» Data entries
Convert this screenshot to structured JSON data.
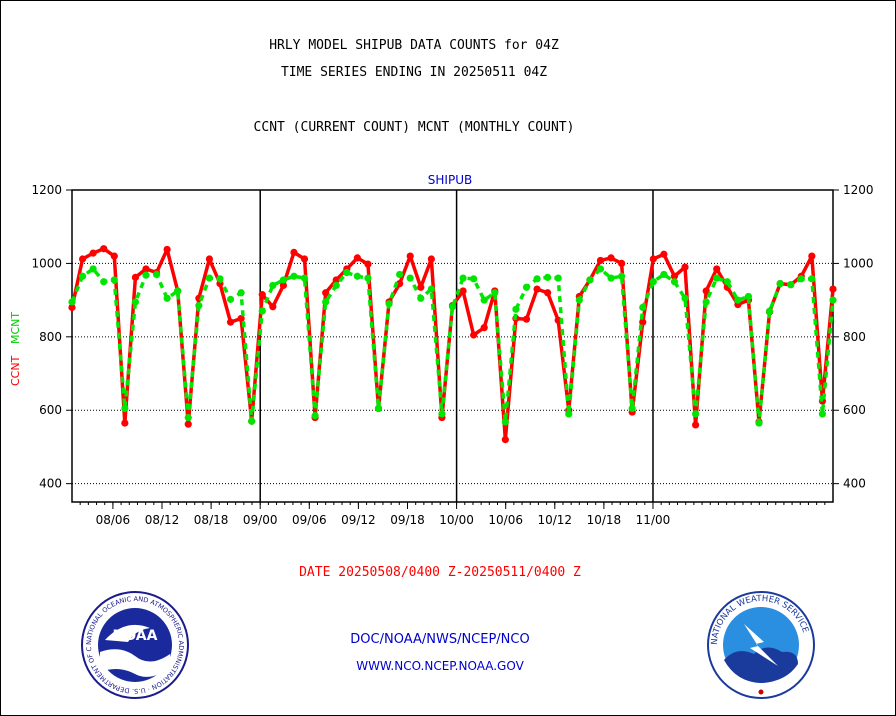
{
  "header": {
    "title_line1": "HRLY MODEL SHIPUB DATA COUNTS for 04Z",
    "title_line2": "TIME SERIES ENDING IN 20250511 04Z",
    "legend_line": "CCNT (CURRENT COUNT) MCNT (MONTHLY COUNT)"
  },
  "footer": {
    "date_range": "DATE 20250508/0400 Z-20250511/0400 Z",
    "org_path": "DOC/NOAA/NWS/NCEP/NCO",
    "website": "WWW.NCO.NCEP.NOAA.GOV"
  },
  "logos": {
    "noaa_text": "NOAA",
    "noaa_ring_text": "NATIONAL OCEANIC AND ATMOSPHERIC ADMINISTRATION · U.S. DEPARTMENT OF COMMERCE",
    "nws_ring_text": "NATIONAL WEATHER SERVICE"
  },
  "colors": {
    "ccnt": "#ff0000",
    "mcnt": "#00e600",
    "panel_label": "#0000cc",
    "footer_date": "#ff0000",
    "footer_links": "#0000cc"
  },
  "chart_data": {
    "type": "line",
    "title": "SHIPUB",
    "ylabel_parts": [
      "CCNT",
      "MCNT"
    ],
    "ylim": [
      350,
      1200
    ],
    "yticks": [
      400,
      600,
      800,
      1000,
      1200
    ],
    "x_range_days": [
      0,
      93
    ],
    "x_tick_labels": [
      {
        "day": 5,
        "label": "08/06"
      },
      {
        "day": 11,
        "label": "08/12"
      },
      {
        "day": 17,
        "label": "08/18"
      },
      {
        "day": 23,
        "label": "09/00"
      },
      {
        "day": 29,
        "label": "09/06"
      },
      {
        "day": 35,
        "label": "09/12"
      },
      {
        "day": 41,
        "label": "09/18"
      },
      {
        "day": 47,
        "label": "10/00"
      },
      {
        "day": 53,
        "label": "10/06"
      },
      {
        "day": 59,
        "label": "10/12"
      },
      {
        "day": 65,
        "label": "10/18"
      },
      {
        "day": 71,
        "label": "11/00"
      }
    ],
    "month_dividers_days": [
      23,
      47,
      71
    ],
    "grid_y": true,
    "series": [
      {
        "name": "CCNT",
        "dashed": false,
        "values": [
          880,
          1012,
          1028,
          1040,
          1020,
          565,
          962,
          985,
          975,
          1038,
          925,
          562,
          905,
          1012,
          945,
          840,
          850,
          570,
          915,
          882,
          940,
          1030,
          1012,
          580,
          920,
          955,
          985,
          1015,
          998,
          605,
          895,
          945,
          1020,
          935,
          1012,
          580,
          885,
          925,
          805,
          825,
          925,
          520,
          850,
          848,
          930,
          920,
          845,
          600,
          910,
          955,
          1008,
          1015,
          1000,
          595,
          840,
          1012,
          1025,
          965,
          990,
          560,
          925,
          985,
          935,
          888,
          900,
          568,
          868,
          945,
          942,
          965,
          1020,
          625,
          930
        ],
        "end_segment": [
          930
        ]
      },
      {
        "name": "MCNT",
        "dashed": true,
        "values": [
          895,
          965,
          985,
          950,
          955,
          605,
          895,
          968,
          970,
          905,
          925,
          580,
          885,
          960,
          958,
          902,
          920,
          570,
          870,
          940,
          955,
          965,
          960,
          585,
          895,
          940,
          975,
          965,
          960,
          605,
          890,
          970,
          960,
          905,
          930,
          590,
          882,
          960,
          958,
          900,
          920,
          568,
          875,
          935,
          958,
          962,
          960,
          590,
          900,
          955,
          985,
          960,
          965,
          605,
          880,
          950,
          970,
          950,
          905,
          590,
          895,
          960,
          950,
          900,
          910,
          565,
          870,
          945,
          942,
          958,
          958,
          590,
          900
        ]
      }
    ]
  }
}
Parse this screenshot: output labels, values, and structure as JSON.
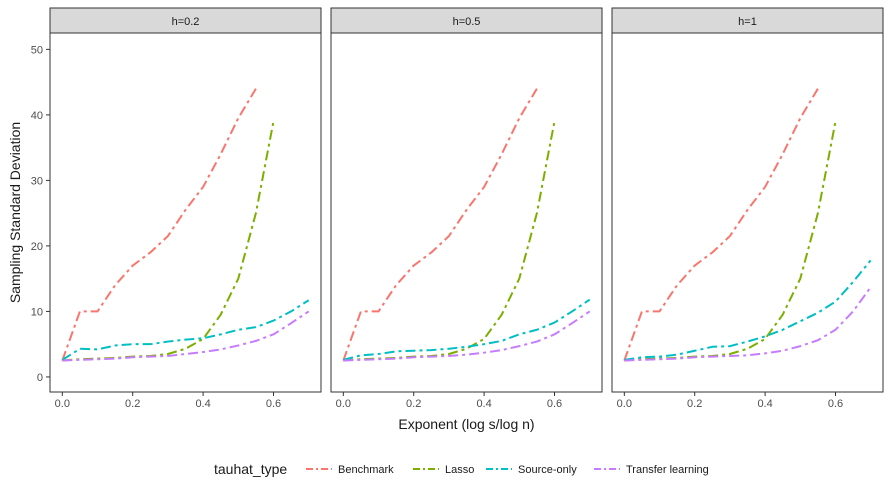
{
  "chart_data": {
    "type": "line",
    "facet_variable": "h",
    "xlabel": "Exponent (log s/log n)",
    "ylabel": "Sampling Standard Deviation",
    "xlim": [
      -0.035,
      0.735
    ],
    "ylim": [
      -2.3,
      52.5
    ],
    "x_ticks": [
      0.0,
      0.2,
      0.4,
      0.6
    ],
    "x_tick_labels": [
      "0.0",
      "0.2",
      "0.4",
      "0.6"
    ],
    "y_ticks": [
      0,
      10,
      20,
      30,
      40,
      50
    ],
    "y_tick_labels": [
      "0",
      "10",
      "20",
      "30",
      "40",
      "50"
    ],
    "grid": false,
    "legend": {
      "title": "tauhat_type",
      "position": "bottom",
      "entries": [
        "Benchmark",
        "Lasso",
        "Source-only",
        "Transfer learning"
      ]
    },
    "series_colors": {
      "Benchmark": "#F8766D",
      "Lasso": "#7CAE00",
      "Source-only": "#00BFC4",
      "Transfer learning": "#C77CFF"
    },
    "panels": [
      {
        "label": "h=0.2",
        "series": [
          {
            "name": "Benchmark",
            "x": [
              0,
              0.05,
              0.1,
              0.15,
              0.2,
              0.25,
              0.3,
              0.35,
              0.4,
              0.45,
              0.5,
              0.55
            ],
            "values": [
              2.5,
              10,
              10,
              14,
              17,
              19,
              21.5,
              25.5,
              29,
              34,
              39.5,
              44
            ]
          },
          {
            "name": "Lasso",
            "x": [
              0,
              0.05,
              0.1,
              0.15,
              0.2,
              0.25,
              0.3,
              0.35,
              0.4,
              0.45,
              0.5,
              0.55,
              0.6
            ],
            "values": [
              2.5,
              2.7,
              2.8,
              2.9,
              3.1,
              3.2,
              3.5,
              4.3,
              5.8,
              9.5,
              15,
              25,
              39
            ]
          },
          {
            "name": "Source-only",
            "x": [
              0,
              0.05,
              0.1,
              0.15,
              0.2,
              0.25,
              0.3,
              0.35,
              0.4,
              0.45,
              0.5,
              0.55,
              0.6,
              0.65,
              0.7
            ],
            "values": [
              2.6,
              4.3,
              4.2,
              4.8,
              5.0,
              5.0,
              5.4,
              5.7,
              5.9,
              6.5,
              7.2,
              7.6,
              8.6,
              10.0,
              11.7
            ]
          },
          {
            "name": "Transfer learning",
            "x": [
              0,
              0.05,
              0.1,
              0.15,
              0.2,
              0.25,
              0.3,
              0.35,
              0.4,
              0.45,
              0.5,
              0.55,
              0.6,
              0.65,
              0.7
            ],
            "values": [
              2.5,
              2.6,
              2.7,
              2.8,
              3.0,
              3.1,
              3.2,
              3.5,
              3.8,
              4.2,
              4.8,
              5.5,
              6.5,
              8.2,
              10.0
            ]
          }
        ]
      },
      {
        "label": "h=0.5",
        "series": [
          {
            "name": "Benchmark",
            "x": [
              0,
              0.05,
              0.1,
              0.15,
              0.2,
              0.25,
              0.3,
              0.35,
              0.4,
              0.45,
              0.5,
              0.55
            ],
            "values": [
              2.5,
              10,
              10,
              14,
              17,
              19,
              21.5,
              25.5,
              29,
              34,
              39.5,
              44
            ]
          },
          {
            "name": "Lasso",
            "x": [
              0,
              0.05,
              0.1,
              0.15,
              0.2,
              0.25,
              0.3,
              0.35,
              0.4,
              0.45,
              0.5,
              0.55,
              0.6
            ],
            "values": [
              2.5,
              2.7,
              2.8,
              2.9,
              3.1,
              3.2,
              3.5,
              4.3,
              5.8,
              9.5,
              15,
              25,
              39
            ]
          },
          {
            "name": "Source-only",
            "x": [
              0,
              0.05,
              0.1,
              0.15,
              0.2,
              0.25,
              0.3,
              0.35,
              0.4,
              0.45,
              0.5,
              0.55,
              0.6,
              0.65,
              0.7
            ],
            "values": [
              2.6,
              3.3,
              3.5,
              3.9,
              4.0,
              4.1,
              4.3,
              4.6,
              5.0,
              5.5,
              6.5,
              7.2,
              8.3,
              10.0,
              11.8
            ]
          },
          {
            "name": "Transfer learning",
            "x": [
              0,
              0.05,
              0.1,
              0.15,
              0.2,
              0.25,
              0.3,
              0.35,
              0.4,
              0.45,
              0.5,
              0.55,
              0.6,
              0.65,
              0.7
            ],
            "values": [
              2.5,
              2.6,
              2.7,
              2.8,
              3.0,
              3.1,
              3.2,
              3.4,
              3.7,
              4.1,
              4.7,
              5.4,
              6.5,
              8.2,
              10.0
            ]
          }
        ]
      },
      {
        "label": "h=1",
        "series": [
          {
            "name": "Benchmark",
            "x": [
              0,
              0.05,
              0.1,
              0.15,
              0.2,
              0.25,
              0.3,
              0.35,
              0.4,
              0.45,
              0.5,
              0.55
            ],
            "values": [
              2.5,
              10,
              10,
              14,
              17,
              19,
              21.5,
              25.5,
              29,
              34,
              39.5,
              44
            ]
          },
          {
            "name": "Lasso",
            "x": [
              0,
              0.05,
              0.1,
              0.15,
              0.2,
              0.25,
              0.3,
              0.35,
              0.4,
              0.45,
              0.5,
              0.55,
              0.6
            ],
            "values": [
              2.5,
              2.7,
              2.8,
              2.9,
              3.1,
              3.2,
              3.5,
              4.3,
              5.8,
              9.5,
              15,
              25,
              39
            ]
          },
          {
            "name": "Source-only",
            "x": [
              0,
              0.05,
              0.1,
              0.15,
              0.2,
              0.25,
              0.3,
              0.35,
              0.4,
              0.45,
              0.5,
              0.55,
              0.6,
              0.65,
              0.7
            ],
            "values": [
              2.6,
              3.0,
              3.1,
              3.4,
              4.0,
              4.6,
              4.7,
              5.4,
              6.2,
              7.2,
              8.5,
              9.8,
              11.5,
              14.5,
              17.8
            ]
          },
          {
            "name": "Transfer learning",
            "x": [
              0,
              0.05,
              0.1,
              0.15,
              0.2,
              0.25,
              0.3,
              0.35,
              0.4,
              0.45,
              0.5,
              0.55,
              0.6,
              0.65,
              0.7
            ],
            "values": [
              2.5,
              2.6,
              2.7,
              2.8,
              3.0,
              3.1,
              3.2,
              3.3,
              3.6,
              4.0,
              4.7,
              5.6,
              7.2,
              10.0,
              13.7
            ]
          }
        ]
      }
    ]
  }
}
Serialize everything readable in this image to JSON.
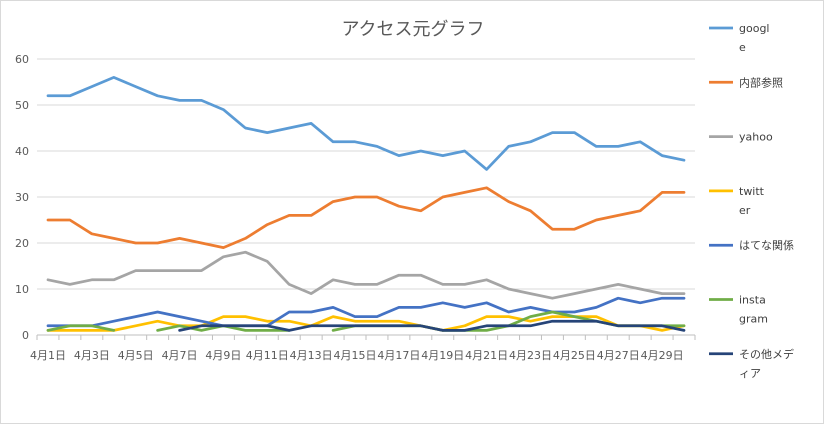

» Goal
Return all the lines that contain the string "NATIONAL".

» Written reply
    "noaa_ring_text": "NATIONAL OCEANIC AND ATMOSPHERIC ADMINISTRATION · U.S. DEPARTMENT OF COMMERCE",
    "nws_ring_text": "NATIONAL WEATHER SERVICE"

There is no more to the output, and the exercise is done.